Requirements » Return each line of the entries below verbatim, omitting the pictures.

(Visual layout records)
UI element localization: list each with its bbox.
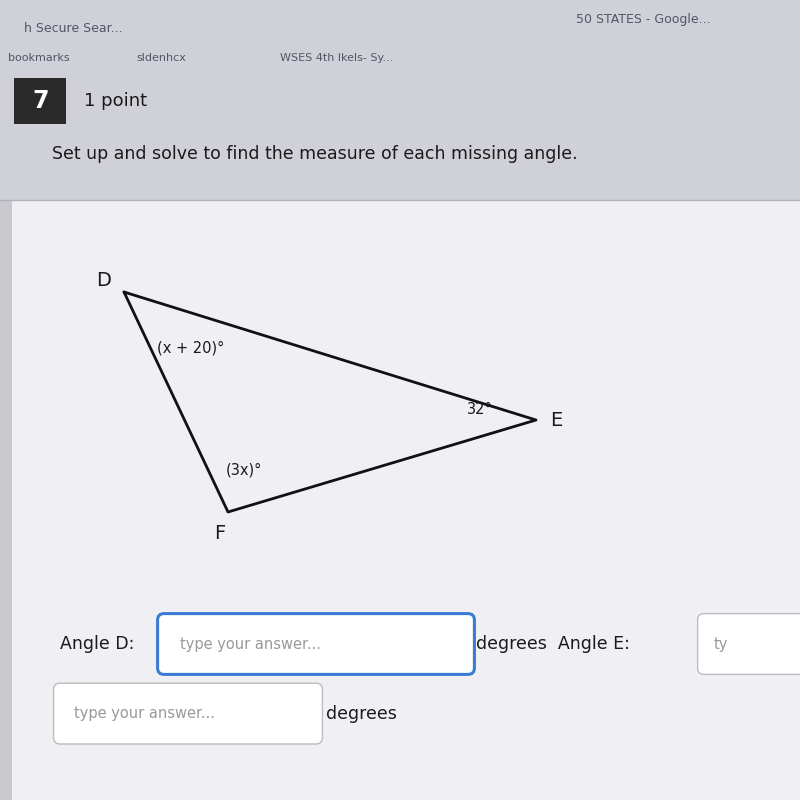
Text: F: F (214, 524, 226, 543)
FancyBboxPatch shape (158, 614, 474, 674)
Text: degrees: degrees (326, 705, 398, 722)
Text: h Secure Sear...: h Secure Sear... (24, 22, 122, 34)
Text: (3x)°: (3x)° (226, 462, 262, 477)
Text: type your answer...: type your answer... (180, 637, 321, 651)
Text: type your answer...: type your answer... (74, 706, 214, 721)
Text: sldenhcx: sldenhcx (136, 53, 186, 62)
FancyBboxPatch shape (0, 200, 12, 800)
FancyBboxPatch shape (14, 78, 66, 124)
Text: WSES 4th lkels- Sy...: WSES 4th lkels- Sy... (280, 53, 394, 62)
Text: 32°: 32° (467, 402, 493, 417)
FancyBboxPatch shape (698, 614, 800, 674)
Text: bookmarks: bookmarks (8, 53, 70, 62)
Text: 50 STATES - Google...: 50 STATES - Google... (576, 14, 710, 26)
Text: 7: 7 (32, 89, 49, 113)
Text: E: E (550, 410, 562, 430)
FancyBboxPatch shape (0, 0, 800, 200)
Text: ty: ty (714, 637, 728, 651)
Text: D: D (97, 270, 111, 290)
Text: Set up and solve to find the measure of each missing angle.: Set up and solve to find the measure of … (52, 145, 578, 162)
FancyBboxPatch shape (54, 683, 322, 744)
Text: (x + 20)°: (x + 20)° (157, 341, 224, 355)
Text: degrees  Angle E:: degrees Angle E: (476, 635, 630, 653)
Text: 1 point: 1 point (84, 92, 147, 110)
Text: Angle D:: Angle D: (60, 635, 134, 653)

Exercise output »
UI element localization: list each with its bbox.
Text: F: F (214, 524, 226, 543)
FancyBboxPatch shape (158, 614, 474, 674)
Text: degrees: degrees (326, 705, 398, 722)
Text: h Secure Sear...: h Secure Sear... (24, 22, 122, 34)
Text: (3x)°: (3x)° (226, 462, 262, 477)
Text: type your answer...: type your answer... (180, 637, 321, 651)
Text: type your answer...: type your answer... (74, 706, 214, 721)
Text: sldenhcx: sldenhcx (136, 53, 186, 62)
FancyBboxPatch shape (0, 200, 12, 800)
FancyBboxPatch shape (14, 78, 66, 124)
Text: WSES 4th lkels- Sy...: WSES 4th lkels- Sy... (280, 53, 394, 62)
Text: 32°: 32° (467, 402, 493, 417)
FancyBboxPatch shape (698, 614, 800, 674)
Text: bookmarks: bookmarks (8, 53, 70, 62)
Text: 50 STATES - Google...: 50 STATES - Google... (576, 14, 710, 26)
Text: 7: 7 (32, 89, 49, 113)
Text: E: E (550, 410, 562, 430)
FancyBboxPatch shape (0, 0, 800, 200)
Text: ty: ty (714, 637, 728, 651)
Text: D: D (97, 270, 111, 290)
Text: Set up and solve to find the measure of each missing angle.: Set up and solve to find the measure of … (52, 145, 578, 162)
FancyBboxPatch shape (54, 683, 322, 744)
Text: (x + 20)°: (x + 20)° (157, 341, 224, 355)
Text: degrees  Angle E:: degrees Angle E: (476, 635, 630, 653)
Text: 1 point: 1 point (84, 92, 147, 110)
Text: Angle D:: Angle D: (60, 635, 134, 653)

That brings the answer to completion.